# Task details:
Each line below should be reproduced without any alteration.

[Data entries]
** BEGIN **

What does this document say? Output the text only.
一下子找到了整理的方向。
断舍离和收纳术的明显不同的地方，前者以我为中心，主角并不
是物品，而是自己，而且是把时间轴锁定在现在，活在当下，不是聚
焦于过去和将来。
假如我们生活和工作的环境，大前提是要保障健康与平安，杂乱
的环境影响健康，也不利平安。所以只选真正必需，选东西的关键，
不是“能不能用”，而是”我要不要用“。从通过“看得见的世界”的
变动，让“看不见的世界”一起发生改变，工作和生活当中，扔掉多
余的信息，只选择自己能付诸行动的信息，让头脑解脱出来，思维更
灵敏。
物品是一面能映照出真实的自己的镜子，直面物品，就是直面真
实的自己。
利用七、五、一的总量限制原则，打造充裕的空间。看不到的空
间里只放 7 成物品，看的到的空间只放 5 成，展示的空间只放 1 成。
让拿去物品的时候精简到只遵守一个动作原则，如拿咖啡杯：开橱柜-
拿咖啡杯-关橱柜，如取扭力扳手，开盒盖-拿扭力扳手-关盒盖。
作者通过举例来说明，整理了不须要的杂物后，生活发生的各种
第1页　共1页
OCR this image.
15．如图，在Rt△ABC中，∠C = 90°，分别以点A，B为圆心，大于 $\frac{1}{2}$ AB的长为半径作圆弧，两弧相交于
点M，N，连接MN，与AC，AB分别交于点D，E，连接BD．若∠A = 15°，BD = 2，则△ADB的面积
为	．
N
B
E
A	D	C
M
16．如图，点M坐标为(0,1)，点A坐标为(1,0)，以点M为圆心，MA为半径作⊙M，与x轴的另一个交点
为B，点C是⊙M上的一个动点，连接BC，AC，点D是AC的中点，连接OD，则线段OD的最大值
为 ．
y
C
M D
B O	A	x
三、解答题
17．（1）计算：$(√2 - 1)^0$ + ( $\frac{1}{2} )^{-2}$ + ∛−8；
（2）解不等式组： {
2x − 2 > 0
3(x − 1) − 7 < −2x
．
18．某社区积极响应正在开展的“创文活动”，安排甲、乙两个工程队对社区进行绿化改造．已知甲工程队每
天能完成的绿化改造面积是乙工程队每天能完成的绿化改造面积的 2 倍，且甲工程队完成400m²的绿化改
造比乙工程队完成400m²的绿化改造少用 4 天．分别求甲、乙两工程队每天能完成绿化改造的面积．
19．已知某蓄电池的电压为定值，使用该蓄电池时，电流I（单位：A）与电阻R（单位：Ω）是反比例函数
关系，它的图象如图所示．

** END **

# Response:
What does this document say? Output the text only.
一下子找到了整理的方向。
断舍离和收纳术的明显不同的地方，前者以我为中心，主角并不
是物品，而是自己，而且是把时间轴锁定在现在，活在当下，不是聚
焦于过去和将来。
假如我们生活和工作的环境，大前提是要保障健康与平安，杂乱
的环境影响健康，也不利平安。所以只选真正必需，选东西的关键，
不是“能不能用”，而是”我要不要用“。从通过“看得见的世界”的
变动，让“看不见的世界”一起发生改变，工作和生活当中，扔掉多
余的信息，只选择自己能付诸行动的信息，让头脑解脱出来，思维更
灵敏。
物品是一面能映照出真实的自己的镜子，直面物品，就是直面真
实的自己。
利用七、五、一的总量限制原则，打造充裕的空间。看不到的空
间里只放 7 成物品，看的到的空间只放 5 成，展示的空间只放 1 成。
让拿去物品的时候精简到只遵守一个动作原则，如拿咖啡杯：开橱柜-
拿咖啡杯-关橱柜，如取扭力扳手，开盒盖-拿扭力扳手-关盒盖。
作者通过举例来说明，整理了不须要的杂物后，生活发生的各种
第1页　共1页
OCR this image.
15．如图，在Rt△ABC中，∠C = 90°，分别以点A，B为圆心，大于 $\frac{1}{2}$ AB的长为半径作圆弧，两弧相交于
点M，N，连接MN，与AC，AB分别交于点D，E，连接BD．若∠A = 15°，BD = 2，则△ADB的面积
为	．
N
B
E
A	D	C
M
16．如图，点M坐标为(0,1)，点A坐标为(1,0)，以点M为圆心，MA为半径作⊙M，与x轴的另一个交点
为B，点C是⊙M上的一个动点，连接BC，AC，点D是AC的中点，连接OD，则线段OD的最大值
为 ．
y
C
M D
B O	A	x
三、解答题
17．（1）计算：$(√2 - 1)^0$ + ( $\frac{1}{2} )^{-2}$ + ∛−8；
（2）解不等式组： {
2x − 2 > 0
3(x − 1) − 7 < −2x
．
18．某社区积极响应正在开展的“创文活动”，安排甲、乙两个工程队对社区进行绿化改造．已知甲工程队每
天能完成的绿化改造面积是乙工程队每天能完成的绿化改造面积的 2 倍，且甲工程队完成400m²的绿化改
造比乙工程队完成400m²的绿化改造少用 4 天．分别求甲、乙两工程队每天能完成绿化改造的面积．
19．已知某蓄电池的电压为定值，使用该蓄电池时，电流I（单位：A）与电阻R（单位：Ω）是反比例函数
关系，它的图象如图所示．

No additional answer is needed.